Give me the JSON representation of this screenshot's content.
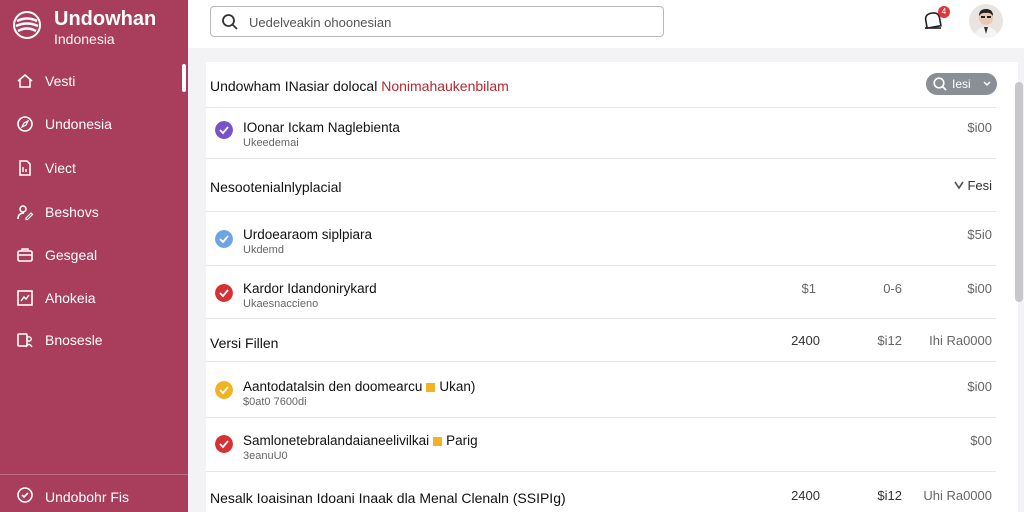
{
  "brand": {
    "name": "Undowhan",
    "subtitle": "Indonesia"
  },
  "sidebar": {
    "items": [
      {
        "label": "Vesti",
        "icon": "home-icon"
      },
      {
        "label": "Undonesia",
        "icon": "compass-icon"
      },
      {
        "label": "Viect",
        "icon": "document-icon"
      },
      {
        "label": "Beshovs",
        "icon": "user-edit-icon"
      },
      {
        "label": "Gesgeal",
        "icon": "briefcase-icon"
      },
      {
        "label": "Ahokeia",
        "icon": "chart-icon"
      },
      {
        "label": "Bnosesle",
        "icon": "people-icon"
      }
    ],
    "bottom_label": "Undobohr Fis"
  },
  "header": {
    "search_placeholder": "Uedelveakin ohoonesian",
    "notification_count": "4"
  },
  "colors": {
    "sidebar": "#a83e5c",
    "accent": "#b7282e",
    "pill": "#8a8f96"
  },
  "list": {
    "section1": {
      "title": "Undowham INasiar dolocal",
      "title_accent": "Nonimahaukenbilam",
      "filter_label": "Iesi"
    },
    "item1": {
      "title": "IOonar Ickam Naglebienta",
      "subtitle": "Ukeedemai",
      "amount": "$i00",
      "check_color": "#7654c8"
    },
    "section2": {
      "title": "Nesootenialnlyplacial",
      "action_label": "Fesi"
    },
    "item2": {
      "title": "Urdoearaom siplpiara",
      "subtitle": "Ukdemd",
      "amount": "$5i0",
      "check_color": "#6ea3e6"
    },
    "item3": {
      "title": "Kardor Idandonirykard",
      "subtitle": "Ukaesnaccieno",
      "col1": "$1",
      "col2": "0-6",
      "amount": "$i00",
      "check_color": "#d63236"
    },
    "section3": {
      "title": "Versi Fillen",
      "col1": "2400",
      "col2": "$i12",
      "col3": "Ihi Ra0000"
    },
    "item4": {
      "title": "Aantodatalsin den doomearcu",
      "tag_text": "Ukan)",
      "subtitle": "$0at0 7600di",
      "amount": "$i00",
      "check_color": "#f0b323"
    },
    "item5": {
      "title": "Samlonetebralandaianeelivilkai",
      "tag_text": "Parig",
      "subtitle": "3eanuU0",
      "amount": "$00",
      "check_color": "#d63236"
    },
    "section4": {
      "title": "Nesalk Ioaisinan Idoani Inaak dla Menal Clenaln (SSIPIg)",
      "col1": "2400",
      "col2": "$i12",
      "col3": "Uhi Ra0000"
    }
  }
}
-- -- --
» YOUR OBJECTIVE: Give an exact copy of the material, leaving out every picture.

» SOLUTION:
Give me the JSON representation of this screenshot's content.
{
  "brand": {
    "name": "Undowhan",
    "subtitle": "Indonesia"
  },
  "sidebar": {
    "items": [
      {
        "label": "Vesti",
        "icon": "home-icon"
      },
      {
        "label": "Undonesia",
        "icon": "compass-icon"
      },
      {
        "label": "Viect",
        "icon": "document-icon"
      },
      {
        "label": "Beshovs",
        "icon": "user-edit-icon"
      },
      {
        "label": "Gesgeal",
        "icon": "briefcase-icon"
      },
      {
        "label": "Ahokeia",
        "icon": "chart-icon"
      },
      {
        "label": "Bnosesle",
        "icon": "people-icon"
      }
    ],
    "bottom_label": "Undobohr Fis"
  },
  "header": {
    "search_placeholder": "Uedelveakin ohoonesian",
    "notification_count": "4"
  },
  "colors": {
    "sidebar": "#a83e5c",
    "accent": "#b7282e",
    "pill": "#8a8f96"
  },
  "list": {
    "section1": {
      "title": "Undowham INasiar dolocal",
      "title_accent": "Nonimahaukenbilam",
      "filter_label": "Iesi"
    },
    "item1": {
      "title": "IOonar Ickam Naglebienta",
      "subtitle": "Ukeedemai",
      "amount": "$i00",
      "check_color": "#7654c8"
    },
    "section2": {
      "title": "Nesootenialnlyplacial",
      "action_label": "Fesi"
    },
    "item2": {
      "title": "Urdoearaom siplpiara",
      "subtitle": "Ukdemd",
      "amount": "$5i0",
      "check_color": "#6ea3e6"
    },
    "item3": {
      "title": "Kardor Idandonirykard",
      "subtitle": "Ukaesnaccieno",
      "col1": "$1",
      "col2": "0-6",
      "amount": "$i00",
      "check_color": "#d63236"
    },
    "section3": {
      "title": "Versi Fillen",
      "col1": "2400",
      "col2": "$i12",
      "col3": "Ihi Ra0000"
    },
    "item4": {
      "title": "Aantodatalsin den doomearcu",
      "tag_text": "Ukan)",
      "subtitle": "$0at0 7600di",
      "amount": "$i00",
      "check_color": "#f0b323"
    },
    "item5": {
      "title": "Samlonetebralandaianeelivilkai",
      "tag_text": "Parig",
      "subtitle": "3eanuU0",
      "amount": "$00",
      "check_color": "#d63236"
    },
    "section4": {
      "title": "Nesalk Ioaisinan Idoani Inaak dla Menal Clenaln (SSIPIg)",
      "col1": "2400",
      "col2": "$i12",
      "col3": "Uhi Ra0000"
    }
  }
}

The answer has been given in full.